Dataset excerpt:
## START
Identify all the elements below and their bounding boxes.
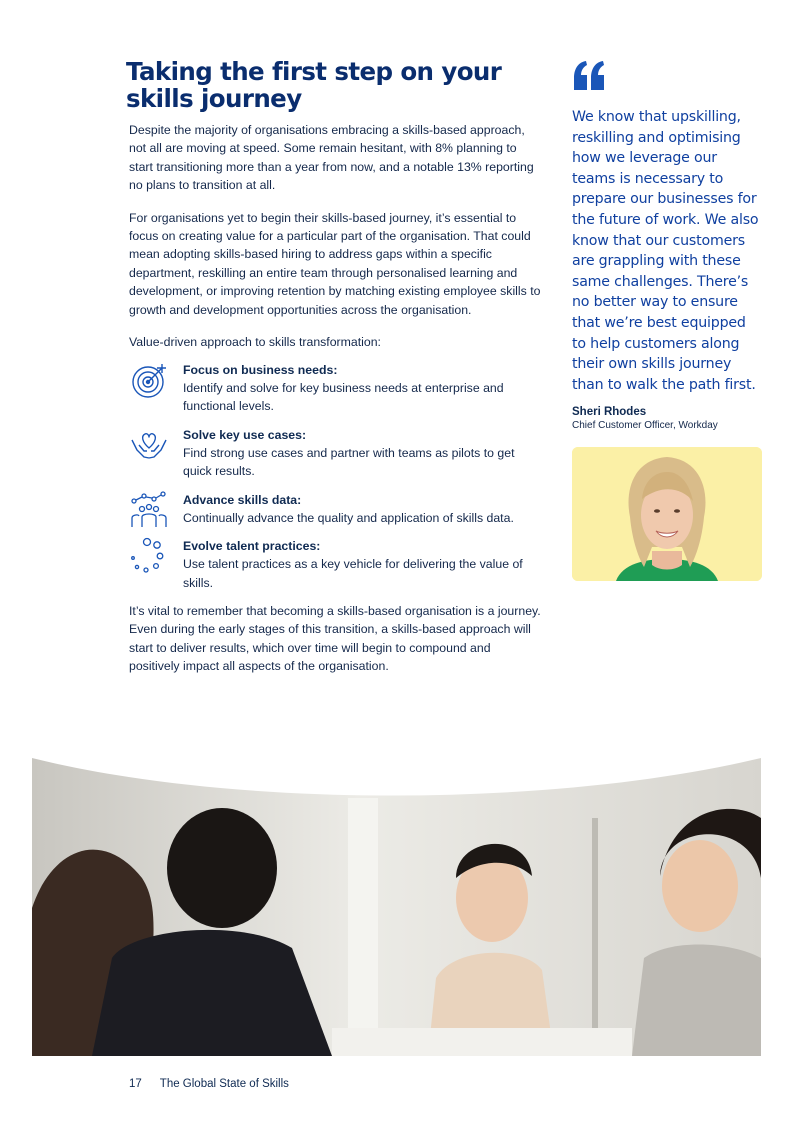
paragraph-closing: It’s vital to remember that becoming a skills-based organisation is a journey. Even during the early stages of this transition, a skills-based approach will start to deliver results, which over time will begin to compound and positively impact all aspects of the organisation. xyxy=(129,603,541,674)
list-item xyxy=(129,491,541,527)
dots-cycle-icon xyxy=(129,537,169,577)
quote-text: We know that upskilling, reskilling and optimising how we leverage our teams is necessary to prepare our businesses for the future of work. We also know that our customers are grappling with these same challenges. There’s no better way to ensure that we’re best equipped to help customers along their own skills journey than to walk the path first. xyxy=(572,109,759,393)
quote-author-name: Sheri Rhodes xyxy=(572,406,647,419)
team-data-icon xyxy=(129,491,169,531)
item-title: Focus on business needs: xyxy=(183,363,338,378)
paragraph-intro: Despite the majority of organisations embracing a skills-based approach, not all are moving at speed. Some remain hesitant, with 8% planning to start transitioning more than a year from now, and a notable 13% reporting no plans to transition at all. xyxy=(129,123,534,193)
main-column xyxy=(126,57,541,676)
list-item xyxy=(129,537,541,592)
item-title: Advance skills data: xyxy=(183,492,302,507)
quote-author-role: Chief Customer Officer, Workday xyxy=(572,420,718,432)
page-title: Taking the first step on your skills journey xyxy=(126,57,502,113)
item-description: Continually advance the quality and application of skills data. xyxy=(183,510,514,525)
list-intro: Value-driven approach to skills transformation: xyxy=(129,335,381,350)
item-description: Identify and solve for key business needs at enterprise and functional levels. xyxy=(183,381,504,414)
page-number: 17 xyxy=(129,1078,142,1090)
page-footer xyxy=(129,1078,289,1090)
approach-list xyxy=(129,361,541,592)
publication-title: The Global State of Skills xyxy=(159,1078,289,1090)
item-title: Solve key use cases: xyxy=(183,427,307,442)
author-portrait xyxy=(572,447,762,581)
target-icon xyxy=(129,361,169,401)
list-item xyxy=(129,361,541,416)
list-item xyxy=(129,426,541,481)
quote-mark-icon xyxy=(572,58,606,98)
item-description: Use talent practices as a key vehicle for delivering the value of skills. xyxy=(183,557,523,590)
item-description: Find strong use cases and partner with teams as pilots to get quick results. xyxy=(183,445,515,479)
heart-hands-icon xyxy=(129,426,169,466)
item-title: Evolve talent practices: xyxy=(183,539,321,554)
paragraph-value: For organisations yet to begin their skills-based journey, it’s essential to focus on creating value for a particular part of the organisation. That could mean adopting skills-based hiring to address gaps within a specific department, reskilling an entire team through personalised learning and development, or improving retention by matching existing employee skills to growth and development opportunities across the organisation. xyxy=(129,210,541,317)
office-meeting-photo xyxy=(32,758,761,1056)
pull-quote xyxy=(572,58,762,581)
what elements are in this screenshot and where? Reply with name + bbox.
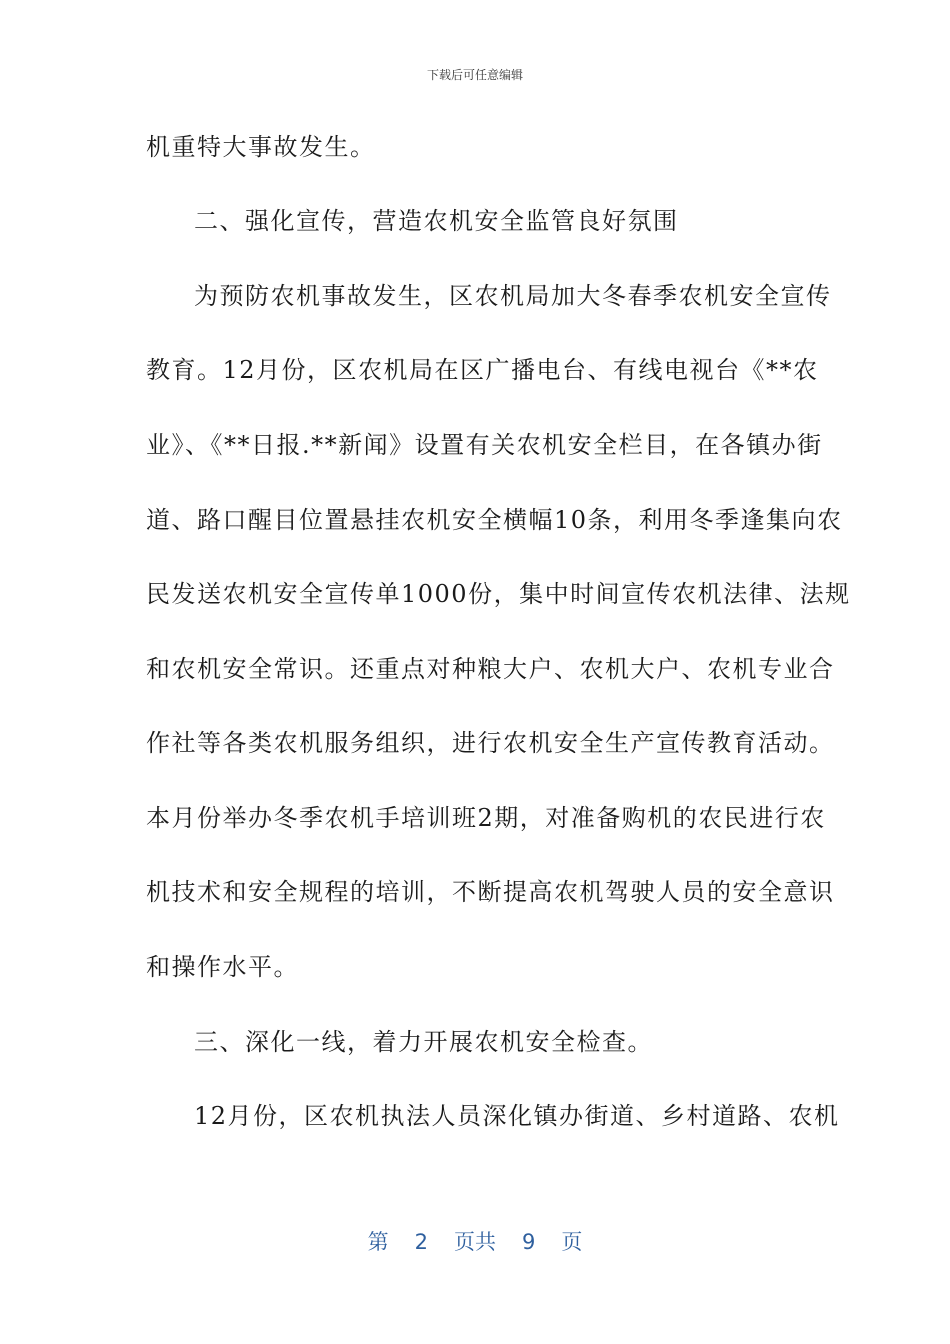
## END
_JOB:_
Pick out each line in the entries above that contains the word "Identify".

_RESULT FOR THIS TASK:_
Identify all the elements below and their bounding boxes.
item-description: Identify and solve for key business needs at enterprise and functional levels. xyxy=(183,381,504,414)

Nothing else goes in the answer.